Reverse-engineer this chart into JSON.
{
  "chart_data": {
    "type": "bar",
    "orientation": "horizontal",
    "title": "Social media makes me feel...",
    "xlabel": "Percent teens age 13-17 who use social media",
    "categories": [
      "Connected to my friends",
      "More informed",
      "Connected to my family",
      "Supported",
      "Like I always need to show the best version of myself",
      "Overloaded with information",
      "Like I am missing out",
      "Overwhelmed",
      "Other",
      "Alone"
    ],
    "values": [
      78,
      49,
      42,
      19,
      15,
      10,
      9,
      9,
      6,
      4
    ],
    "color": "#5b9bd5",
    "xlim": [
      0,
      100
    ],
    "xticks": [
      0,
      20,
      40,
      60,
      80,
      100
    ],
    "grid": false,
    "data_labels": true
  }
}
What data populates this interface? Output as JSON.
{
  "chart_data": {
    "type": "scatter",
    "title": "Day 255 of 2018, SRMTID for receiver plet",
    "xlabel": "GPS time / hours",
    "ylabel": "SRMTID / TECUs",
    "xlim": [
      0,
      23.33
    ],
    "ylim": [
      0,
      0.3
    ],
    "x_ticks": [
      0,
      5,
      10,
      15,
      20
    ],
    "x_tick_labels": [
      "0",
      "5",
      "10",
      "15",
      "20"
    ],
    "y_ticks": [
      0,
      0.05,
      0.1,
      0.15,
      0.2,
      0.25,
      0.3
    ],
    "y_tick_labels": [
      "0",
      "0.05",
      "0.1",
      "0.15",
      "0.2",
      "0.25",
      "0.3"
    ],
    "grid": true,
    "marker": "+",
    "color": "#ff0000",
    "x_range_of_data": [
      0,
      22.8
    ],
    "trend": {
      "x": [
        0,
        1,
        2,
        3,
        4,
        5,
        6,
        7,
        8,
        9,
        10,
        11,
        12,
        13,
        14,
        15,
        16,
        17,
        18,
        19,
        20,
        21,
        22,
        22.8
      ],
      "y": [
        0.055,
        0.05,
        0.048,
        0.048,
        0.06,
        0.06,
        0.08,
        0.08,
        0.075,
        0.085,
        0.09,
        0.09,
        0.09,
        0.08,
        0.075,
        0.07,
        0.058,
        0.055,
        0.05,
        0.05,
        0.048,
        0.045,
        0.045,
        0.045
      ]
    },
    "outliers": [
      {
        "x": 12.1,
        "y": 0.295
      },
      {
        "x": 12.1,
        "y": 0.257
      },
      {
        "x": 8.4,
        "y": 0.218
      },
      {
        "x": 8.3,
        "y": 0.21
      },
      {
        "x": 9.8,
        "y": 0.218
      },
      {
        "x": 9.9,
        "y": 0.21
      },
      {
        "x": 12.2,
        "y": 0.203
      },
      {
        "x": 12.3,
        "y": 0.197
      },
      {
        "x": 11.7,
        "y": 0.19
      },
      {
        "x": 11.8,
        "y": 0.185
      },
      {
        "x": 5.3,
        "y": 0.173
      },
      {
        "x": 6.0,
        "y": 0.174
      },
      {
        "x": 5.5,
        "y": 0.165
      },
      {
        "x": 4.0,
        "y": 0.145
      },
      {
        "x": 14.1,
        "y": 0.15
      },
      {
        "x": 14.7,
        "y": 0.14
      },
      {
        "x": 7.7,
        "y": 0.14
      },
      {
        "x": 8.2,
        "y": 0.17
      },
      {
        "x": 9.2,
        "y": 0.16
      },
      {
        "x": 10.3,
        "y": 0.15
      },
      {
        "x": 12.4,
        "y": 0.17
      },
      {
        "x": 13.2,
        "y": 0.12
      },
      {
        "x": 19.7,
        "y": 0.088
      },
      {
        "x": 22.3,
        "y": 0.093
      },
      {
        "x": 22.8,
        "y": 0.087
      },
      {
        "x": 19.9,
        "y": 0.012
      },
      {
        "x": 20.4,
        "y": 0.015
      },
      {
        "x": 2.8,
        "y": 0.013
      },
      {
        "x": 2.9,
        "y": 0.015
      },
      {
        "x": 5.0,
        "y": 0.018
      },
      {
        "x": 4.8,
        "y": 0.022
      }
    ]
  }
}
• • • •
Working from the material above, retype it in its entirety without change.

**Output for this exercise:**
Reverse-engineer this chart into JSON.
{
  "chart_data": {
    "type": "bar",
    "orientation": "horizontal",
    "title": "Social media makes me feel...",
    "xlabel": "Percent teens age 13-17 who use social media",
    "categories": [
      "Connected to my friends",
      "More informed",
      "Connected to my family",
      "Supported",
      "Like I always need to show the best version of myself",
      "Overloaded with information",
      "Like I am missing out",
      "Overwhelmed",
      "Other",
      "Alone"
    ],
    "values": [
      78,
      49,
      42,
      19,
      15,
      10,
      9,
      9,
      6,
      4
    ],
    "color": "#5b9bd5",
    "xlim": [
      0,
      100
    ],
    "xticks": [
      0,
      20,
      40,
      60,
      80,
      100
    ],
    "grid": false,
    "data_labels": true
  }
}
What data populates this interface? Output as JSON.
{
  "chart_data": {
    "type": "scatter",
    "title": "Day 255 of 2018, SRMTID for receiver plet",
    "xlabel": "GPS time / hours",
    "ylabel": "SRMTID / TECUs",
    "xlim": [
      0,
      23.33
    ],
    "ylim": [
      0,
      0.3
    ],
    "x_ticks": [
      0,
      5,
      10,
      15,
      20
    ],
    "x_tick_labels": [
      "0",
      "5",
      "10",
      "15",
      "20"
    ],
    "y_ticks": [
      0,
      0.05,
      0.1,
      0.15,
      0.2,
      0.25,
      0.3
    ],
    "y_tick_labels": [
      "0",
      "0.05",
      "0.1",
      "0.15",
      "0.2",
      "0.25",
      "0.3"
    ],
    "grid": true,
    "marker": "+",
    "color": "#ff0000",
    "x_range_of_data": [
      0,
      22.8
    ],
    "trend": {
      "x": [
        0,
        1,
        2,
        3,
        4,
        5,
        6,
        7,
        8,
        9,
        10,
        11,
        12,
        13,
        14,
        15,
        16,
        17,
        18,
        19,
        20,
        21,
        22,
        22.8
      ],
      "y": [
        0.055,
        0.05,
        0.048,
        0.048,
        0.06,
        0.06,
        0.08,
        0.08,
        0.075,
        0.085,
        0.09,
        0.09,
        0.09,
        0.08,
        0.075,
        0.07,
        0.058,
        0.055,
        0.05,
        0.05,
        0.048,
        0.045,
        0.045,
        0.045
      ]
    },
    "outliers": [
      {
        "x": 12.1,
        "y": 0.295
      },
      {
        "x": 12.1,
        "y": 0.257
      },
      {
        "x": 8.4,
        "y": 0.218
      },
      {
        "x": 8.3,
        "y": 0.21
      },
      {
        "x": 9.8,
        "y": 0.218
      },
      {
        "x": 9.9,
        "y": 0.21
      },
      {
        "x": 12.2,
        "y": 0.203
      },
      {
        "x": 12.3,
        "y": 0.197
      },
      {
        "x": 11.7,
        "y": 0.19
      },
      {
        "x": 11.8,
        "y": 0.185
      },
      {
        "x": 5.3,
        "y": 0.173
      },
      {
        "x": 6.0,
        "y": 0.174
      },
      {
        "x": 5.5,
        "y": 0.165
      },
      {
        "x": 4.0,
        "y": 0.145
      },
      {
        "x": 14.1,
        "y": 0.15
      },
      {
        "x": 14.7,
        "y": 0.14
      },
      {
        "x": 7.7,
        "y": 0.14
      },
      {
        "x": 8.2,
        "y": 0.17
      },
      {
        "x": 9.2,
        "y": 0.16
      },
      {
        "x": 10.3,
        "y": 0.15
      },
      {
        "x": 12.4,
        "y": 0.17
      },
      {
        "x": 13.2,
        "y": 0.12
      },
      {
        "x": 19.7,
        "y": 0.088
      },
      {
        "x": 22.3,
        "y": 0.093
      },
      {
        "x": 22.8,
        "y": 0.087
      },
      {
        "x": 19.9,
        "y": 0.012
      },
      {
        "x": 20.4,
        "y": 0.015
      },
      {
        "x": 2.8,
        "y": 0.013
      },
      {
        "x": 2.9,
        "y": 0.015
      },
      {
        "x": 5.0,
        "y": 0.018
      },
      {
        "x": 4.8,
        "y": 0.022
      }
    ]
  }
}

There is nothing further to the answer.